How many lines in the records below contain the word "Costilla"? Answer with the number alone.

— BEGIN Data supplied —

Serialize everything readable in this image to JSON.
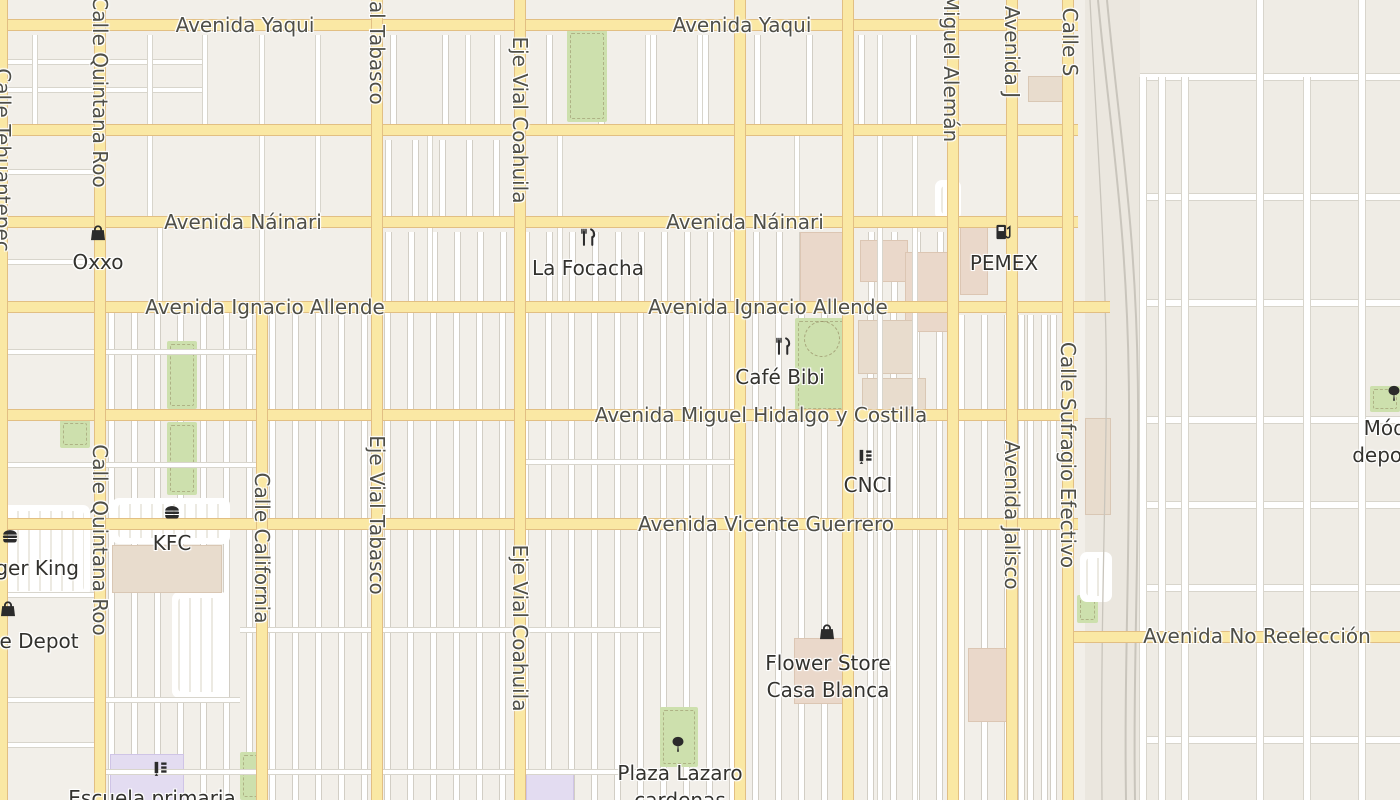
{
  "map": {
    "colors": {
      "background": "#f2efe9",
      "background_right_zone": "#efece5",
      "background_rail_strip": "#ebe7df",
      "road_major_fill": "#fae8a4",
      "road_major_casing": "#e2bf83",
      "road_minor_fill": "#ffffff",
      "road_minor_casing": "#d8d5cc",
      "park_green": "#cde0ad",
      "building_tan": "#e8dccd",
      "building_pink": "#ead8ca",
      "building_school": "#e3dcf1",
      "railway_gray": "#c9c5bc",
      "street_label_color": "#4f4f48",
      "poi_label_color": "#33322e",
      "poi_icon_color": "#2b2b2b"
    },
    "streets": {
      "horizontal": [
        {
          "name": "Avenida Yaqui",
          "y": 25,
          "x1": 0,
          "x2": 1078
        },
        {
          "name": "",
          "y": 130,
          "x1": 0,
          "x2": 1078
        },
        {
          "name": "Avenida Náinari",
          "y": 222,
          "x1": 0,
          "x2": 1078
        },
        {
          "name": "Avenida Ignacio Allende",
          "y": 307,
          "x1": 0,
          "x2": 1110
        },
        {
          "name": "Avenida Miguel Hidalgo y Costilla",
          "y": 415,
          "x1": 0,
          "x2": 1078
        },
        {
          "name": "Avenida Vicente Guerrero",
          "y": 524,
          "x1": 0,
          "x2": 1078
        },
        {
          "name": "Avenida No Reelección",
          "y": 637,
          "x1": 1064,
          "x2": 1400
        }
      ],
      "vertical": [
        {
          "name": "Calle Tehuantepec",
          "x": 2,
          "y1": 0,
          "y2": 800
        },
        {
          "name": "Calle Quintana Roo",
          "x": 100,
          "y1": 0,
          "y2": 800
        },
        {
          "name": "Calle California",
          "x": 262,
          "y1": 302,
          "y2": 800
        },
        {
          "name": "Eje Vial Tabasco",
          "x": 377,
          "y1": 0,
          "y2": 800
        },
        {
          "name": "Eje Vial Coahuila",
          "x": 520,
          "y1": 0,
          "y2": 800
        },
        {
          "name": "",
          "x": 740,
          "y1": 0,
          "y2": 800
        },
        {
          "name": "",
          "x": 848,
          "y1": 0,
          "y2": 800
        },
        {
          "name": "Miguel Alemán",
          "x": 953,
          "y1": 0,
          "y2": 800
        },
        {
          "name": "Avenida Jalisco",
          "x": 1012,
          "y1": 0,
          "y2": 800
        },
        {
          "name": "Calle Sufragio Efectivo",
          "x": 1068,
          "y1": 0,
          "y2": 800
        }
      ]
    },
    "street_labels": [
      {
        "text": "Avenida Yaqui",
        "x": 245,
        "y": 25,
        "vertical": false
      },
      {
        "text": "Avenida Yaqui",
        "x": 742,
        "y": 25,
        "vertical": false
      },
      {
        "text": "Avenida Náinari",
        "x": 243,
        "y": 222,
        "vertical": false
      },
      {
        "text": "Avenida Náinari",
        "x": 745,
        "y": 222,
        "vertical": false
      },
      {
        "text": "Avenida Ignacio Allende",
        "x": 265,
        "y": 307,
        "vertical": false
      },
      {
        "text": "Avenida Ignacio Allende",
        "x": 768,
        "y": 307,
        "vertical": false
      },
      {
        "text": "Avenida Miguel Hidalgo y Costilla",
        "x": 761,
        "y": 415,
        "vertical": false
      },
      {
        "text": "Avenida Vicente Guerrero",
        "x": 766,
        "y": 524,
        "vertical": false
      },
      {
        "text": "Avenida No Reelección",
        "x": 1257,
        "y": 636,
        "vertical": false
      },
      {
        "text": "Calle Tehuantepec",
        "x": 3,
        "y": 160,
        "vertical": true
      },
      {
        "text": "Calle Quintana Roo",
        "x": 100,
        "y": 92,
        "vertical": true
      },
      {
        "text": "Calle Quintana Roo",
        "x": 100,
        "y": 540,
        "vertical": true
      },
      {
        "text": "Calle California",
        "x": 262,
        "y": 548,
        "vertical": true
      },
      {
        "text": "Eje Vial Tabasco",
        "x": 377,
        "y": 25,
        "vertical": true
      },
      {
        "text": "Eje Vial Tabasco",
        "x": 377,
        "y": 515,
        "vertical": true
      },
      {
        "text": "Eje Vial Coahuila",
        "x": 520,
        "y": 120,
        "vertical": true
      },
      {
        "text": "Eje Vial Coahuila",
        "x": 520,
        "y": 628,
        "vertical": true
      },
      {
        "text": "Miguel Alemán",
        "x": 951,
        "y": 68,
        "vertical": true
      },
      {
        "text": "Avenida J",
        "x": 1012,
        "y": 52,
        "vertical": true
      },
      {
        "text": "Avenida Jalisco",
        "x": 1012,
        "y": 515,
        "vertical": true
      },
      {
        "text": "Calle S",
        "x": 1070,
        "y": 42,
        "vertical": true
      },
      {
        "text": "Calle Sufragio Efectivo",
        "x": 1068,
        "y": 455,
        "vertical": true
      }
    ],
    "pois": [
      {
        "id": "oxxo",
        "icon": "shopping-bag",
        "icon_x": 98,
        "icon_y": 233,
        "label_x": 98,
        "label_y": 262,
        "lines": [
          "Oxxo"
        ]
      },
      {
        "id": "la-focacha",
        "icon": "restaurant",
        "icon_x": 588,
        "icon_y": 237,
        "label_x": 588,
        "label_y": 268,
        "lines": [
          "La Focacha"
        ]
      },
      {
        "id": "pemex",
        "icon": "fuel",
        "icon_x": 1003,
        "icon_y": 232,
        "label_x": 1004,
        "label_y": 263,
        "lines": [
          "PEMEX"
        ]
      },
      {
        "id": "cafe-bibi",
        "icon": "restaurant",
        "icon_x": 783,
        "icon_y": 346,
        "label_x": 780,
        "label_y": 377,
        "lines": [
          "Café Bibi"
        ]
      },
      {
        "id": "cnci",
        "icon": "school",
        "icon_x": 865,
        "icon_y": 457,
        "label_x": 868,
        "label_y": 485,
        "lines": [
          "CNCI"
        ]
      },
      {
        "id": "kfc",
        "icon": "burger",
        "icon_x": 172,
        "icon_y": 512,
        "label_x": 172,
        "label_y": 543,
        "lines": [
          "KFC"
        ]
      },
      {
        "id": "burger-king",
        "icon": "burger",
        "icon_x": 10,
        "icon_y": 536,
        "label_x": 20,
        "label_y": 568,
        "lines": [
          "Burger King"
        ]
      },
      {
        "id": "office-depot",
        "icon": "shopping-bag",
        "icon_x": 8,
        "icon_y": 609,
        "label_x": 16,
        "label_y": 641,
        "lines": [
          "Office Depot"
        ]
      },
      {
        "id": "flower-store-casa-blanca",
        "icon": "shopping-bag",
        "icon_x": 827,
        "icon_y": 632,
        "label_x": 828,
        "label_y": 663,
        "lines": [
          "Flower Store",
          "Casa Blanca"
        ]
      },
      {
        "id": "plaza-lazaro-cardenas",
        "icon": "tree",
        "icon_x": 678,
        "icon_y": 744,
        "label_x": 680,
        "label_y": 773,
        "lines": [
          "Plaza Lazaro",
          "cardenas"
        ]
      },
      {
        "id": "escuela-primaria",
        "icon": "school",
        "icon_x": 160,
        "icon_y": 769,
        "label_x": 152,
        "label_y": 798,
        "lines": [
          "Escuela primaria"
        ]
      },
      {
        "id": "modulo-deportivo",
        "icon": "tree",
        "icon_x": 1394,
        "icon_y": 393,
        "label_x": 1400,
        "label_y": 428,
        "lines": [
          "Módulo",
          "deportivo"
        ]
      }
    ],
    "geometry": {
      "rail_strip": [
        1085,
        0,
        55,
        800
      ],
      "right_zone": [
        1140,
        0,
        260,
        800
      ],
      "parks": [
        [
          567,
          30,
          40,
          92
        ],
        [
          167,
          341,
          30,
          68
        ],
        [
          167,
          422,
          30,
          73
        ],
        [
          60,
          420,
          30,
          28
        ],
        [
          795,
          318,
          58,
          94
        ],
        [
          660,
          707,
          38,
          60
        ],
        [
          240,
          752,
          22,
          48
        ],
        [
          1077,
          595,
          21,
          28
        ],
        [
          1370,
          386,
          30,
          26
        ]
      ],
      "park_circle": [
        804,
        321,
        34
      ],
      "buildings": [
        [
          112,
          545,
          108,
          46,
          "tan"
        ],
        [
          800,
          232,
          52,
          68,
          "pink"
        ],
        [
          860,
          240,
          46,
          40,
          "pink"
        ],
        [
          905,
          252,
          48,
          78,
          "pink"
        ],
        [
          858,
          320,
          58,
          52,
          "tan"
        ],
        [
          862,
          378,
          62,
          38,
          "tan"
        ],
        [
          794,
          638,
          48,
          64,
          "pink"
        ],
        [
          968,
          648,
          42,
          72,
          "pink"
        ],
        [
          1028,
          76,
          34,
          24,
          "tan"
        ],
        [
          1085,
          418,
          24,
          95,
          "tan"
        ],
        [
          960,
          225,
          26,
          68,
          "pink"
        ],
        [
          110,
          754,
          72,
          46,
          "school"
        ],
        [
          526,
          774,
          46,
          26,
          "school"
        ]
      ],
      "parking": [
        [
          0,
          505,
          90,
          92
        ],
        [
          112,
          498,
          118,
          46
        ],
        [
          172,
          592,
          56,
          106
        ],
        [
          1080,
          552,
          32,
          50
        ],
        [
          935,
          180,
          26,
          40
        ]
      ],
      "lots": [
        [
          108,
          313,
          840,
          487,
          23
        ],
        [
          385,
          232,
          563,
          73,
          23
        ],
        [
          385,
          140,
          133,
          76,
          27
        ],
        [
          390,
          35,
          553,
          90,
          52
        ],
        [
          958,
          315,
          104,
          485,
          23
        ],
        [
          1018,
          315,
          45,
          485,
          23
        ]
      ],
      "minor_h": [
        [
          62,
          0,
          205
        ],
        [
          90,
          0,
          205
        ],
        [
          172,
          0,
          100
        ],
        [
          262,
          0,
          100
        ],
        [
          352,
          0,
          260
        ],
        [
          465,
          0,
          260
        ],
        [
          462,
          520,
          740
        ],
        [
          595,
          0,
          95
        ],
        [
          630,
          240,
          660
        ],
        [
          700,
          0,
          240
        ],
        [
          745,
          0,
          95
        ],
        [
          772,
          95,
          660
        ]
      ],
      "minor_v": [
        [
          35,
          35,
          130
        ],
        [
          150,
          35,
          218
        ],
        [
          205,
          35,
          130
        ],
        [
          262,
          35,
          302
        ],
        [
          318,
          35,
          218
        ],
        [
          160,
          222,
          307
        ],
        [
          430,
          130,
          307
        ],
        [
          468,
          35,
          130
        ],
        [
          560,
          130,
          307
        ],
        [
          648,
          35,
          130
        ],
        [
          700,
          35,
          130
        ],
        [
          797,
          130,
          222
        ],
        [
          880,
          35,
          800
        ],
        [
          915,
          130,
          800
        ]
      ],
      "right_h": [
        [
          77,
          1140,
          1400
        ],
        [
          197,
          1140,
          1400
        ],
        [
          303,
          1140,
          1400
        ],
        [
          420,
          1140,
          1400
        ],
        [
          505,
          1140,
          1400
        ],
        [
          588,
          1140,
          1400
        ],
        [
          740,
          1140,
          1400
        ]
      ],
      "right_v": [
        [
          1143,
          77,
          800
        ],
        [
          1162,
          77,
          800
        ],
        [
          1185,
          77,
          800
        ],
        [
          1260,
          0,
          800
        ],
        [
          1307,
          77,
          800
        ],
        [
          1362,
          0,
          800
        ]
      ],
      "railway_paths": [
        "M1098 0 C1110 130 1128 230 1129 400 C1130 560 1124 670 1126 800",
        "M1107 0 C1119 130 1137 230 1138 400 C1139 560 1133 670 1135 800",
        "M1090 0 C1096 120 1104 230 1106 340 C1108 450 1100 600 1102 800"
      ]
    }
  }
}
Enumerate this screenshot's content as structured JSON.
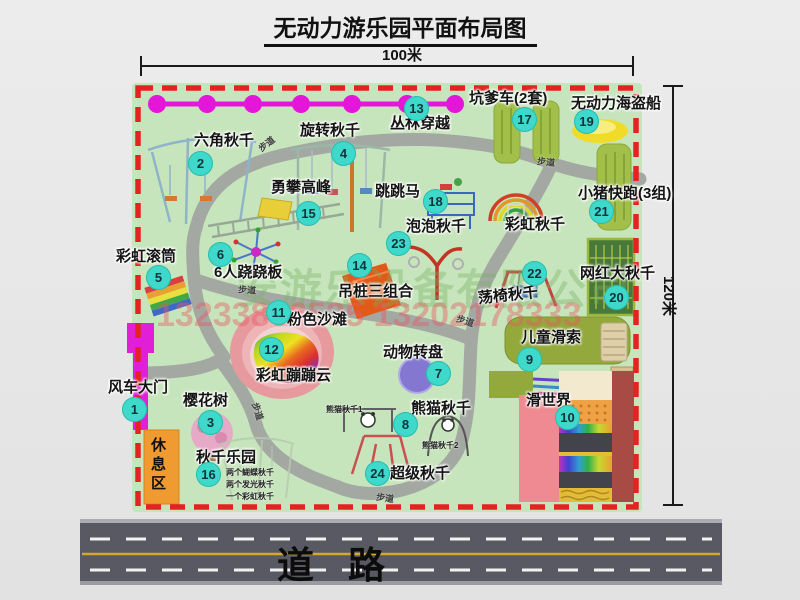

— END Data supplied —

> _Full output_:
2